### Given instruction
Read through the entries below and return each line with the word "this".

### Provided information
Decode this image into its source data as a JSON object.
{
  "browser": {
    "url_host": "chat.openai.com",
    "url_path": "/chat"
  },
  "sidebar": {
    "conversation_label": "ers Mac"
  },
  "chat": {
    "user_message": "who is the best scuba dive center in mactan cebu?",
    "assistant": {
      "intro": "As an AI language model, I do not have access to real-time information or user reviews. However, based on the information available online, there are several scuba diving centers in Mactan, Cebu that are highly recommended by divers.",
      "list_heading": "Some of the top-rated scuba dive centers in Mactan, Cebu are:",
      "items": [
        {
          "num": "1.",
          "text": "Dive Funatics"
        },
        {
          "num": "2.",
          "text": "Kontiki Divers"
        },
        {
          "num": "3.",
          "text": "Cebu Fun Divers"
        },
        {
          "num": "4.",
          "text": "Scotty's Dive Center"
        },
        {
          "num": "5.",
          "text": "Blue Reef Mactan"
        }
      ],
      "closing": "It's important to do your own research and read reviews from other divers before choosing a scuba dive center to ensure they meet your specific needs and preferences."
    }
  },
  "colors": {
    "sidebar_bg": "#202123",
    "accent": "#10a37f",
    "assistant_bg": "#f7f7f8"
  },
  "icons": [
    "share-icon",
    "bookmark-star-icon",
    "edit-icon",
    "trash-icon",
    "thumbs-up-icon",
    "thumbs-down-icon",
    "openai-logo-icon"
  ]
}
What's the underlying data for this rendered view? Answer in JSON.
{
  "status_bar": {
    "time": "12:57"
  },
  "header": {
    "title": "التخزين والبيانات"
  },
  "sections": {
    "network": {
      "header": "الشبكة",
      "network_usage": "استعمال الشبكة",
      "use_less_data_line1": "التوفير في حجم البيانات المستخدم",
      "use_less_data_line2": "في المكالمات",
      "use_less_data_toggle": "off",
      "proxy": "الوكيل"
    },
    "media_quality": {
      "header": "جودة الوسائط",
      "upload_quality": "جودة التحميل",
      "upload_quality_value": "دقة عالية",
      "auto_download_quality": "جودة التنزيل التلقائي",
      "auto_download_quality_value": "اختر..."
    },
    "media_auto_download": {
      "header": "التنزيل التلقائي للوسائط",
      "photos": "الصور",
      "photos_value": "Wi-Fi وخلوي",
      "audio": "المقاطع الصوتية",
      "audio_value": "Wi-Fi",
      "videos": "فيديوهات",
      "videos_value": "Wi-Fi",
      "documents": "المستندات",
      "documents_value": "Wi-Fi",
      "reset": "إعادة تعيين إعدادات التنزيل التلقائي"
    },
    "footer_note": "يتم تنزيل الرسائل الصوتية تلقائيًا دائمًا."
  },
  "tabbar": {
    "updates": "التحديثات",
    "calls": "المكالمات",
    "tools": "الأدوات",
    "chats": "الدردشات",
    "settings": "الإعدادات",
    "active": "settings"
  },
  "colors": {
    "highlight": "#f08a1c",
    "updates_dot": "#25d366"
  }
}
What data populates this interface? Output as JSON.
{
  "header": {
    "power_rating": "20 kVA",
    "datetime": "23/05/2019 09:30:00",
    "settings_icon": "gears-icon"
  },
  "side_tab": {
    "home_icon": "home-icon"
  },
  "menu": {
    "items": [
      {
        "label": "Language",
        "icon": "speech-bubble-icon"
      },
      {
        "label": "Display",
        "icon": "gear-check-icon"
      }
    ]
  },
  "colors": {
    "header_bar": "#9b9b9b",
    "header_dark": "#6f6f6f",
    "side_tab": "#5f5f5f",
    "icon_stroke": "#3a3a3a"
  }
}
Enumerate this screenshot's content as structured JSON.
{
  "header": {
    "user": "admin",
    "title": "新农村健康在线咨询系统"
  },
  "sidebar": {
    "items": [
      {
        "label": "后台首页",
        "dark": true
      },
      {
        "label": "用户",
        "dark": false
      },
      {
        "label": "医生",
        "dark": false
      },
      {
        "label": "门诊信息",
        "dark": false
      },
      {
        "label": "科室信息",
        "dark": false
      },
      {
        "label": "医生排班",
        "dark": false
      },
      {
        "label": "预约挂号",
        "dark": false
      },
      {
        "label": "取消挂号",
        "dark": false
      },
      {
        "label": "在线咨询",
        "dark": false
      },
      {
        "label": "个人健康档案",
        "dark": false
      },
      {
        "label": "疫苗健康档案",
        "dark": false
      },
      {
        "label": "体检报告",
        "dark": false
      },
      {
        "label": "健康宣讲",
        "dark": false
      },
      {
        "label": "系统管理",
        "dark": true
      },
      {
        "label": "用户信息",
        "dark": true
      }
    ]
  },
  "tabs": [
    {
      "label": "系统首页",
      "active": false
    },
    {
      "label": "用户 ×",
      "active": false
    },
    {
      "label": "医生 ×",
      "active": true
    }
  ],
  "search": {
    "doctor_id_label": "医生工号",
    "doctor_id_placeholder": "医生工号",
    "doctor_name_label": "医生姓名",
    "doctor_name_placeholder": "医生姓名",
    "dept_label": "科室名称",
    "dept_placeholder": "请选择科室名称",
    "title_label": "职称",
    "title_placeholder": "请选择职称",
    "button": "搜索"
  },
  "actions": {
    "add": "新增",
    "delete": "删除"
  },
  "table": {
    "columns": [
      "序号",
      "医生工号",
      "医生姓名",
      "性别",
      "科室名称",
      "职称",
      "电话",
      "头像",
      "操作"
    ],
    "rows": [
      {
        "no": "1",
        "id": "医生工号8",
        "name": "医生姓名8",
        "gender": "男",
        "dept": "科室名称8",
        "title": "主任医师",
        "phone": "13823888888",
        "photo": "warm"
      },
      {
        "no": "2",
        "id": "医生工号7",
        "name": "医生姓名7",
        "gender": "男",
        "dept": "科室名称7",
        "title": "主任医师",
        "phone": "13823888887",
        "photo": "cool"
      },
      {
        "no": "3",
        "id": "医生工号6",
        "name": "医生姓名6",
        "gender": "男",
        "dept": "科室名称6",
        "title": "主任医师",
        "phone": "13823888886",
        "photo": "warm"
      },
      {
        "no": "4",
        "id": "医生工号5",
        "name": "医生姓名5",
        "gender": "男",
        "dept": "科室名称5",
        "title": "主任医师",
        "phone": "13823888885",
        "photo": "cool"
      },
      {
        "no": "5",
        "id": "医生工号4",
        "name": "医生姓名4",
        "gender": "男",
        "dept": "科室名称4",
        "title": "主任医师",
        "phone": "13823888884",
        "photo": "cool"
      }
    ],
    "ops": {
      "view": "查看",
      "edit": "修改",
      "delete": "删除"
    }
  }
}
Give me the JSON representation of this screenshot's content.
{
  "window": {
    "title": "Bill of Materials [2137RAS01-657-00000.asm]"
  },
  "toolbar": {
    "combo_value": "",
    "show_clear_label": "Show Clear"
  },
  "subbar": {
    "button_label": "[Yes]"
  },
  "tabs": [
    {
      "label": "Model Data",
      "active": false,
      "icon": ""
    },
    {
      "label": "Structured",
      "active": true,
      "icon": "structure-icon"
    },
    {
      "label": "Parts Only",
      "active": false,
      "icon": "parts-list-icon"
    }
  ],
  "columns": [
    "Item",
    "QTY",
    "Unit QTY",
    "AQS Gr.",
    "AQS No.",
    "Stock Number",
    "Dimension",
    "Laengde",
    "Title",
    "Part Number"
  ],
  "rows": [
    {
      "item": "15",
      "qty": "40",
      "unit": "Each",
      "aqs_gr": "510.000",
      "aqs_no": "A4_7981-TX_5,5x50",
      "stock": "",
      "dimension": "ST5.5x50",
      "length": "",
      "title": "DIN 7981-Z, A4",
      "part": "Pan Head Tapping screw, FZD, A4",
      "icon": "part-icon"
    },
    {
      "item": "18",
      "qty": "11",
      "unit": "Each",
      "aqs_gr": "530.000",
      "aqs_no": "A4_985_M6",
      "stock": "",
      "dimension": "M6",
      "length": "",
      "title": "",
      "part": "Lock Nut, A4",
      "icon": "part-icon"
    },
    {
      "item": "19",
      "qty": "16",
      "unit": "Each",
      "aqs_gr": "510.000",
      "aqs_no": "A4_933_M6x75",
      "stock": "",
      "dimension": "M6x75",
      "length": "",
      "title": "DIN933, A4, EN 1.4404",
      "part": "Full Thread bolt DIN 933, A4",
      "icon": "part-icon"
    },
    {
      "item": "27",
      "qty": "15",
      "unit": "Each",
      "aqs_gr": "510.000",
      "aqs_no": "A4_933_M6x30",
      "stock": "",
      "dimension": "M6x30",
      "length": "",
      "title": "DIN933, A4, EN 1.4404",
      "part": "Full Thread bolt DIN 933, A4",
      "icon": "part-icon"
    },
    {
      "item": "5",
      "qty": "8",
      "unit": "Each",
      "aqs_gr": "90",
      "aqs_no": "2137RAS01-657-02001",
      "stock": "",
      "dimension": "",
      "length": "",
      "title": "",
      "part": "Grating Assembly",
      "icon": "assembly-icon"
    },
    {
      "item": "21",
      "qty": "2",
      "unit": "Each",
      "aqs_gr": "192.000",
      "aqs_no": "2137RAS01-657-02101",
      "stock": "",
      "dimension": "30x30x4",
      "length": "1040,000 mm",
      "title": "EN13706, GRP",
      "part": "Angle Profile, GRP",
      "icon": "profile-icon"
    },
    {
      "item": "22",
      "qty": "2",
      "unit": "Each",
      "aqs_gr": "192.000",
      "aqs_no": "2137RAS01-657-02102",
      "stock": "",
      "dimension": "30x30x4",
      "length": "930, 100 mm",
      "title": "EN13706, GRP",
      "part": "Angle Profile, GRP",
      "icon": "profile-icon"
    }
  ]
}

### Finished exercise
Decode this image into its source data as a JSON object.
What's the underlying data for this rendered view? Answer in JSON.
What data populates this interface? Output as JSON.
Enumerate this screenshot's content as structured JSON.
Give me the JSON representation of this screenshot's content.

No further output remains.